__YOUR TASK__: Count how many lines of the data include "date". The answer is that number and nothing else.

(Records from a data collection)
════════════════════
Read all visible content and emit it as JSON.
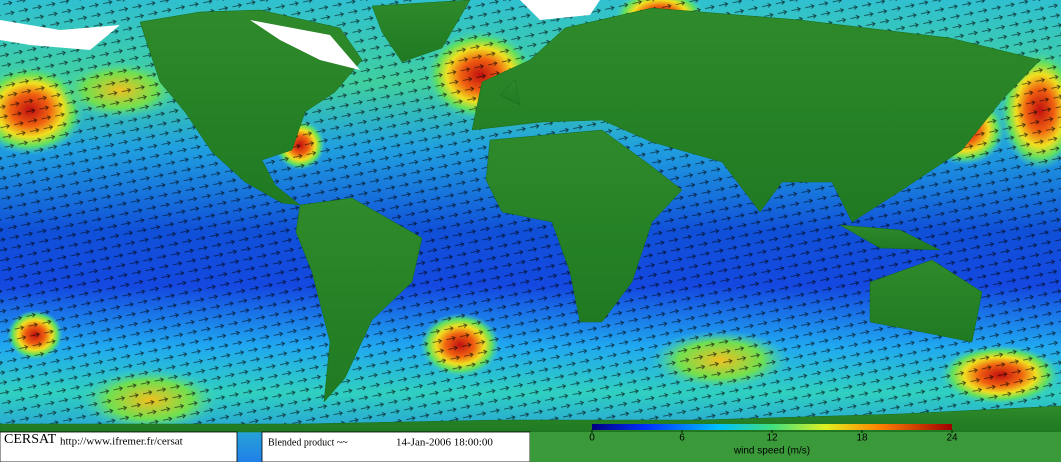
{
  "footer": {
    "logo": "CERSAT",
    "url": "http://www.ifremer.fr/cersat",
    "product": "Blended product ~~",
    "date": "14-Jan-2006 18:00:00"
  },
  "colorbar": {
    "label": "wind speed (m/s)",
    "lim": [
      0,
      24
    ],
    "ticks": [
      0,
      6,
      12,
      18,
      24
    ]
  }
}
════════════════════
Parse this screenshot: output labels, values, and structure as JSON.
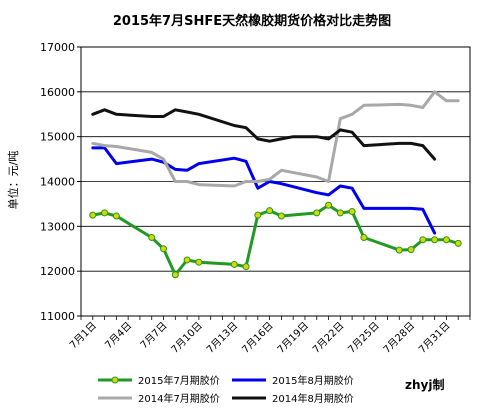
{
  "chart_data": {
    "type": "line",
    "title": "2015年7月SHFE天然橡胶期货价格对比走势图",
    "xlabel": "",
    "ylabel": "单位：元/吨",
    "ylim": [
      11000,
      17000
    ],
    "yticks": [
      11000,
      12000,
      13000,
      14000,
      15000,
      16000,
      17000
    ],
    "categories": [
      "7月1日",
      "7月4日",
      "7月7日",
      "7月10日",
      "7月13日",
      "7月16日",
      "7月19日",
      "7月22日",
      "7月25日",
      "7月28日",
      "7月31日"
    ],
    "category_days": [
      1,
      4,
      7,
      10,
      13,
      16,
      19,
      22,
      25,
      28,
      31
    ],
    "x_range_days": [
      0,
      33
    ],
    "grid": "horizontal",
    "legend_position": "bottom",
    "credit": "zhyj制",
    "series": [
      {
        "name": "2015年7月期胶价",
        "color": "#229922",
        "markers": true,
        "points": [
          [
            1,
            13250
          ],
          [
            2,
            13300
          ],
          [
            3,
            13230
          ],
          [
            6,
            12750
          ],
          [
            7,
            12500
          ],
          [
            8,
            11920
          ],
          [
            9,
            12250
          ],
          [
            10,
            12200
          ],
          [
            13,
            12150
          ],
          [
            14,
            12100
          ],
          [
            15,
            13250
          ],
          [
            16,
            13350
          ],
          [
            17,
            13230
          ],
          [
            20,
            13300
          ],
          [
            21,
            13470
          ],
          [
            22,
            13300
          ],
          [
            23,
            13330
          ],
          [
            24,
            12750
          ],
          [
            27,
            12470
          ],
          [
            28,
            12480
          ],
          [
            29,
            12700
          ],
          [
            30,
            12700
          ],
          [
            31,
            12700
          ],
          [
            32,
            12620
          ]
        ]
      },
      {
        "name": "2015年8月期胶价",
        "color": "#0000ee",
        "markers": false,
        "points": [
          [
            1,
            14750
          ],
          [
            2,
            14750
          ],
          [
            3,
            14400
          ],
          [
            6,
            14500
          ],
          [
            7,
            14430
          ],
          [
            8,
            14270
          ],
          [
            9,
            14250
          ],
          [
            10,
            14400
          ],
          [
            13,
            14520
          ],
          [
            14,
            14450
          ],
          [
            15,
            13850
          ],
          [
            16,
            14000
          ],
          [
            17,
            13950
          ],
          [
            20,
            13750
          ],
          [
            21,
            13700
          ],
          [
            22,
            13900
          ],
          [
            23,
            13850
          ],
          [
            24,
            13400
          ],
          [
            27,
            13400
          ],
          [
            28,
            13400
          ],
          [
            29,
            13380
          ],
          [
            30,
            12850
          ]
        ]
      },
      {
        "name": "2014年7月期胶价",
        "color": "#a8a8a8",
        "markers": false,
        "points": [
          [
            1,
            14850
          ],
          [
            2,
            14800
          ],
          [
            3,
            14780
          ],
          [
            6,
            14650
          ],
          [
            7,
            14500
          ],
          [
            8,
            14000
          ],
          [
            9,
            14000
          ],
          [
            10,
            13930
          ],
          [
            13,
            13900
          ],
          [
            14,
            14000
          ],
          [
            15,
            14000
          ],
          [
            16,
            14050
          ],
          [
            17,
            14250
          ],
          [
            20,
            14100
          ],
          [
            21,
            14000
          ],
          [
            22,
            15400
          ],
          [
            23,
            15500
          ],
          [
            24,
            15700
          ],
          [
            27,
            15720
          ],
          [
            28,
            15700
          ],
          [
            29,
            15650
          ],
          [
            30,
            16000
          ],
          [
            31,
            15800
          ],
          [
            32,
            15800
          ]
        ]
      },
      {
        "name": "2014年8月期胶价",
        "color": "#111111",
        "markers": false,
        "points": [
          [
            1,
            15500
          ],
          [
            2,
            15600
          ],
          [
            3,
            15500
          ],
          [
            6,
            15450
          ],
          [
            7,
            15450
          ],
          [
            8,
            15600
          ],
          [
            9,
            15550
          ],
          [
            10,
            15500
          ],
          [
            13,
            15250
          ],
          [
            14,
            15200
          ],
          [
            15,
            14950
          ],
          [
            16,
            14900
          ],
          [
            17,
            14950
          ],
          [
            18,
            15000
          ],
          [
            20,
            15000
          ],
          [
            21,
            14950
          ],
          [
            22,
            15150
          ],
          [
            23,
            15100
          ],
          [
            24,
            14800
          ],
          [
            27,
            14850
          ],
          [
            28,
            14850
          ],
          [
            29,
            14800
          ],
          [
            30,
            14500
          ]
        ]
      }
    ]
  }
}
════════════════════
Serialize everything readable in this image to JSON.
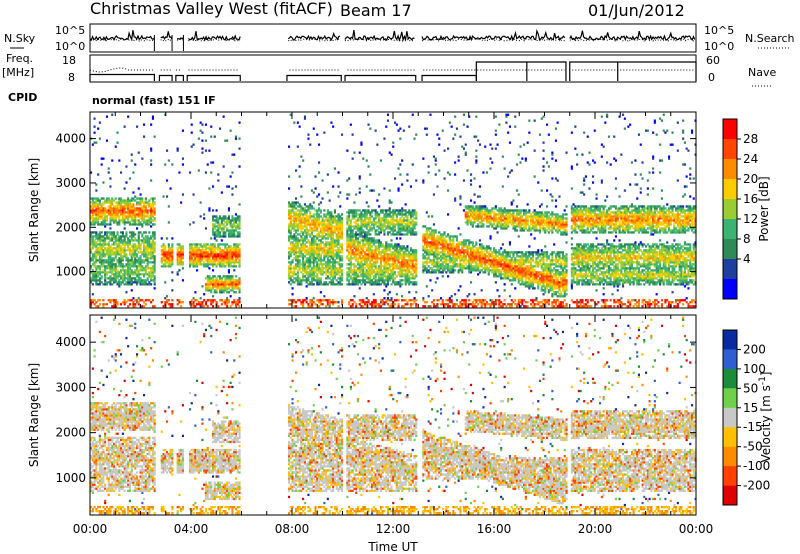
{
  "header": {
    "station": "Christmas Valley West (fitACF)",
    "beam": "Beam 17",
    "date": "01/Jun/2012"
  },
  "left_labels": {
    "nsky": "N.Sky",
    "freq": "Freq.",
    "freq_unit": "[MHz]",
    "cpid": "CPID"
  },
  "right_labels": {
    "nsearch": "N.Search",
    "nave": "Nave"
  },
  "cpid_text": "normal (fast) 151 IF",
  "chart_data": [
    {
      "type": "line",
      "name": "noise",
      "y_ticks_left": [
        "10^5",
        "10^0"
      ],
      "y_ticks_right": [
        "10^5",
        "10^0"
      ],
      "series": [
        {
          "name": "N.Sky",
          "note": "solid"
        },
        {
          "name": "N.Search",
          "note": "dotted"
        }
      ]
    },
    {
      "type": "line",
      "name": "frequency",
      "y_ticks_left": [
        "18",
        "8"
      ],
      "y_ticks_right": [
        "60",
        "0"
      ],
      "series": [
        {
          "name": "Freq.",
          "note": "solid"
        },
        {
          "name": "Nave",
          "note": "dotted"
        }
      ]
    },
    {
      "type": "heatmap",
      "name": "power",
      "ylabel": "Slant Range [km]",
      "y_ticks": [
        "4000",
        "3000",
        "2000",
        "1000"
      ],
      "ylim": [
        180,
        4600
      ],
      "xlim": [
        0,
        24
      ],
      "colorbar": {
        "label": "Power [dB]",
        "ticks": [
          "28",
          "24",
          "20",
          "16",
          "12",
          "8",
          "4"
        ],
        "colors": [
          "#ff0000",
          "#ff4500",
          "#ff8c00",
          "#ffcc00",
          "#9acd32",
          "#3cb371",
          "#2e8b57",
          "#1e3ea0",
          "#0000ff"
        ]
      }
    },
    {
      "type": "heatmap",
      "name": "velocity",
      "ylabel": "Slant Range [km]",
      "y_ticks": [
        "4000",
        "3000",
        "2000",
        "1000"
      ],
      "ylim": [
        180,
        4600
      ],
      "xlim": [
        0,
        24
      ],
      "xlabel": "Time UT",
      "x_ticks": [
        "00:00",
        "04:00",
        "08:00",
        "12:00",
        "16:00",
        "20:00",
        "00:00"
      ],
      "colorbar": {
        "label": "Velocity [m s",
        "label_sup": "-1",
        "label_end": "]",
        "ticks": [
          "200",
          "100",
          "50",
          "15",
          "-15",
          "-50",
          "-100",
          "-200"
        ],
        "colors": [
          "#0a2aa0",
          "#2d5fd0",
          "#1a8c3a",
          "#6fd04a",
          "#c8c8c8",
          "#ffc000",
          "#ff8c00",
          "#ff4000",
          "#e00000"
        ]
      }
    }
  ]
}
════════════════════
__SOLVED EXERCISE__: 2